_PROBLEM DETAILS_. Which lines contain the string "comptable"? Please list every one of them.

_DATA SECTION_.
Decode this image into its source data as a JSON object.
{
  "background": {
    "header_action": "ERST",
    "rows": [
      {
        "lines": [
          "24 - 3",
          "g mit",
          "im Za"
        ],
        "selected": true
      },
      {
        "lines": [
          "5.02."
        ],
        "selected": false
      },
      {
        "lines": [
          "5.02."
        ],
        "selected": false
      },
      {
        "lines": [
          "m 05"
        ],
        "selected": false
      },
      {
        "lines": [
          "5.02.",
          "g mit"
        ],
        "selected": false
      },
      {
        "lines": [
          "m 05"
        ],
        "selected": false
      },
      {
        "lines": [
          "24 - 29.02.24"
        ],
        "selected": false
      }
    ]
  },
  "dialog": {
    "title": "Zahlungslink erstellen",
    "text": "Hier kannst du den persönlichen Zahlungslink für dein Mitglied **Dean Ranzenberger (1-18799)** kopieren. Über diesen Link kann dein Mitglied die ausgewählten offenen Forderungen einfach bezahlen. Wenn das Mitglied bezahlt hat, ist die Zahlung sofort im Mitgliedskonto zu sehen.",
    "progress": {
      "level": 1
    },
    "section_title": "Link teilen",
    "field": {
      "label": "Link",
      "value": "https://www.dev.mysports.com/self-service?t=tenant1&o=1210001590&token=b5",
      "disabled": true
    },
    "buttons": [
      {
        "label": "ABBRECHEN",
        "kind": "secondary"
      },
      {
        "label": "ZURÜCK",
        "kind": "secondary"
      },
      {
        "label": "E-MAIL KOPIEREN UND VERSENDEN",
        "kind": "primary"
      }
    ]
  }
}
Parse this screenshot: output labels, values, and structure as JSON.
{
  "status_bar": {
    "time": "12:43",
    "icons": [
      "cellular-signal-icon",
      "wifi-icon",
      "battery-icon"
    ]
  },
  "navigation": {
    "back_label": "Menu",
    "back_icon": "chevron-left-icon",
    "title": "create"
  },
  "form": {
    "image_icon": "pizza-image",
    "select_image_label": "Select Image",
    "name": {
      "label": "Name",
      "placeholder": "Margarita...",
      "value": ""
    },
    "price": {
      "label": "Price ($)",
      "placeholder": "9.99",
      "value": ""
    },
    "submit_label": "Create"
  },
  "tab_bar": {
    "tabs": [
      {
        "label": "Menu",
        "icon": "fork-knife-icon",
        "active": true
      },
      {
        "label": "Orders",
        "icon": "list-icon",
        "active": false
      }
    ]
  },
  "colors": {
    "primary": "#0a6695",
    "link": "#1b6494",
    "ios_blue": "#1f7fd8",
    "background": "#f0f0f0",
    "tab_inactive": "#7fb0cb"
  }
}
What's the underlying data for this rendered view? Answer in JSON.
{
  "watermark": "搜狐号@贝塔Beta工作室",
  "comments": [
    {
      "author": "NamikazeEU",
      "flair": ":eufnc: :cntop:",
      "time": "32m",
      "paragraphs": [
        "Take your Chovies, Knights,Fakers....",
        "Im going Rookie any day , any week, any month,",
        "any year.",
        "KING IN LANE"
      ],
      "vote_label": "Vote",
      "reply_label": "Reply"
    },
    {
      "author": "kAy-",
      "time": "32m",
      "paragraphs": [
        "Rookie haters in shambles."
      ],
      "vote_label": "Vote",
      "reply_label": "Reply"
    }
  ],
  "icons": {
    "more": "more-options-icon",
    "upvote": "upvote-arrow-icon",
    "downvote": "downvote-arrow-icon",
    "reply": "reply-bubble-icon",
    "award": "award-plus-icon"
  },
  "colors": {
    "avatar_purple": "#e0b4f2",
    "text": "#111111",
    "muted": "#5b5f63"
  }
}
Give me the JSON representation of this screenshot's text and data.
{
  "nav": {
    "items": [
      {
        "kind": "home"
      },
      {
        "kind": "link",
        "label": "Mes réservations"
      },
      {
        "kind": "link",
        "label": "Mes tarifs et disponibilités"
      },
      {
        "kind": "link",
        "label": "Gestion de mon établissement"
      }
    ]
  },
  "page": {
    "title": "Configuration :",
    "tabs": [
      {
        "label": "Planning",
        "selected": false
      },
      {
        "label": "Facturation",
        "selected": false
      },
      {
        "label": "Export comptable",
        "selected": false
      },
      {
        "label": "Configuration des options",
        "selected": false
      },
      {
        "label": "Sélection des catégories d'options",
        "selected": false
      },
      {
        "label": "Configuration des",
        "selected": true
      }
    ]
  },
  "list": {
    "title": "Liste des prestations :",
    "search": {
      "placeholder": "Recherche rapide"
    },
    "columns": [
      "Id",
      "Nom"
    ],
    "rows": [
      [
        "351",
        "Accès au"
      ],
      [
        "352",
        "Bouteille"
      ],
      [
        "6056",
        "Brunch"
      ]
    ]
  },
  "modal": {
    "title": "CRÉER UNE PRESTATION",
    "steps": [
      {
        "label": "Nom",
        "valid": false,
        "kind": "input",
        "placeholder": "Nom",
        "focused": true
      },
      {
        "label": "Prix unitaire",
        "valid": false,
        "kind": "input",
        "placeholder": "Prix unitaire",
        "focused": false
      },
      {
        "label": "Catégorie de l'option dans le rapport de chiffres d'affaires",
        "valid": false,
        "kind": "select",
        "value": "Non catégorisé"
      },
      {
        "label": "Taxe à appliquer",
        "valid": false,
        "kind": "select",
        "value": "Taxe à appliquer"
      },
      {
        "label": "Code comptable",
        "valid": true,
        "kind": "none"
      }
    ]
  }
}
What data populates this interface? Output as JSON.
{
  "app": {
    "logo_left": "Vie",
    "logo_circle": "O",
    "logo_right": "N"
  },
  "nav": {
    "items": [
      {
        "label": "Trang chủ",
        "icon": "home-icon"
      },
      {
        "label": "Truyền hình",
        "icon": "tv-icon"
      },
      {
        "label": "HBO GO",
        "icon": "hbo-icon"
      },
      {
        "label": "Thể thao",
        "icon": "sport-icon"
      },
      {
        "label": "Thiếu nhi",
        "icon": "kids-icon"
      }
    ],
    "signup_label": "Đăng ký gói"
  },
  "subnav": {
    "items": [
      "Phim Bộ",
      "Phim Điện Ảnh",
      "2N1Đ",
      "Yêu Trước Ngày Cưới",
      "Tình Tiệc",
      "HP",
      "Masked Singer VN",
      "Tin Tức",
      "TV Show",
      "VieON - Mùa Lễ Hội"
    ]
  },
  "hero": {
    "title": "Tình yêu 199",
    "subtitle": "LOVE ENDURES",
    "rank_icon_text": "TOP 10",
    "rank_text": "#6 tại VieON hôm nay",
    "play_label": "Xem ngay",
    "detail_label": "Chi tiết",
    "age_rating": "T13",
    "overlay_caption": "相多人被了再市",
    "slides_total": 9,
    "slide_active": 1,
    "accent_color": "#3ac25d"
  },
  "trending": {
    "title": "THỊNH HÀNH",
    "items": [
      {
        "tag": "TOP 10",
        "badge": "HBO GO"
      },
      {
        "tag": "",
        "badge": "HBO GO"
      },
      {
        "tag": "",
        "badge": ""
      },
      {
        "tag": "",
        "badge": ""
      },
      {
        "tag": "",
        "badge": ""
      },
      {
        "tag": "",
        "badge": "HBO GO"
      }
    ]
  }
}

_THE OUTPUT_.
        "label": "Export comptable",
        "label": "Code comptable",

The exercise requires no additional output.